Entries from a dataset
# # # # # # #
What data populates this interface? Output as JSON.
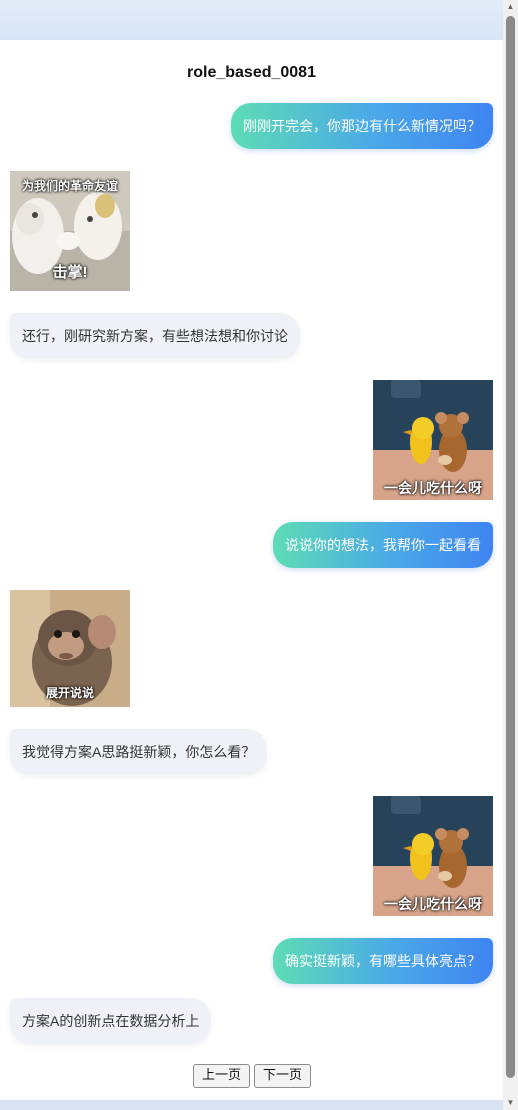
{
  "chat": {
    "title": "role_based_0081",
    "messages": [
      {
        "side": "me",
        "kind": "text",
        "text": "刚刚开完会，你那边有什么新情况吗？"
      },
      {
        "side": "other",
        "kind": "sticker",
        "sticker": "cat-high-five",
        "caption_top": "为我们的革命友谊",
        "caption_bottom": "击掌!"
      },
      {
        "side": "other",
        "kind": "text",
        "text": "还行，刚研究新方案，有些想法想和你讨论"
      },
      {
        "side": "me",
        "kind": "sticker",
        "sticker": "jerry-mouse-duckling",
        "caption_bottom": "一会儿吃什么呀"
      },
      {
        "side": "me",
        "kind": "text",
        "text": "说说你的想法，我帮你一起看看"
      },
      {
        "side": "other",
        "kind": "sticker",
        "sticker": "baby-monkey",
        "caption_bottom": "展开说说"
      },
      {
        "side": "other",
        "kind": "text",
        "text": "我觉得方案A思路挺新颖，你怎么看？"
      },
      {
        "side": "me",
        "kind": "sticker",
        "sticker": "jerry-mouse-duckling",
        "caption_bottom": "一会儿吃什么呀"
      },
      {
        "side": "me",
        "kind": "text",
        "text": "确实挺新颖，有哪些具体亮点？"
      },
      {
        "side": "other",
        "kind": "text",
        "text": "方案A的创新点在数据分析上"
      }
    ]
  },
  "pager": {
    "prev_label": "上一页",
    "next_label": "下一页"
  },
  "colors": {
    "me_bubble_start": "#5edcb4",
    "me_bubble_end": "#3f84f2",
    "other_bubble": "#eef2f8"
  },
  "icons": [
    "scroll-up-arrow-icon",
    "scroll-down-arrow-icon"
  ]
}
# # # # # # #
What comes back should match the records exactly, minus any pictures.

THE RESULT
What data populates this interface? Output as JSON.
{
  "chat": {
    "title": "role_based_0081",
    "messages": [
      {
        "side": "me",
        "kind": "text",
        "text": "刚刚开完会，你那边有什么新情况吗？"
      },
      {
        "side": "other",
        "kind": "sticker",
        "sticker": "cat-high-five",
        "caption_top": "为我们的革命友谊",
        "caption_bottom": "击掌!"
      },
      {
        "side": "other",
        "kind": "text",
        "text": "还行，刚研究新方案，有些想法想和你讨论"
      },
      {
        "side": "me",
        "kind": "sticker",
        "sticker": "jerry-mouse-duckling",
        "caption_bottom": "一会儿吃什么呀"
      },
      {
        "side": "me",
        "kind": "text",
        "text": "说说你的想法，我帮你一起看看"
      },
      {
        "side": "other",
        "kind": "sticker",
        "sticker": "baby-monkey",
        "caption_bottom": "展开说说"
      },
      {
        "side": "other",
        "kind": "text",
        "text": "我觉得方案A思路挺新颖，你怎么看？"
      },
      {
        "side": "me",
        "kind": "sticker",
        "sticker": "jerry-mouse-duckling",
        "caption_bottom": "一会儿吃什么呀"
      },
      {
        "side": "me",
        "kind": "text",
        "text": "确实挺新颖，有哪些具体亮点？"
      },
      {
        "side": "other",
        "kind": "text",
        "text": "方案A的创新点在数据分析上"
      }
    ]
  },
  "pager": {
    "prev_label": "上一页",
    "next_label": "下一页"
  },
  "colors": {
    "me_bubble_start": "#5edcb4",
    "me_bubble_end": "#3f84f2",
    "other_bubble": "#eef2f8"
  },
  "icons": [
    "scroll-up-arrow-icon",
    "scroll-down-arrow-icon"
  ]
}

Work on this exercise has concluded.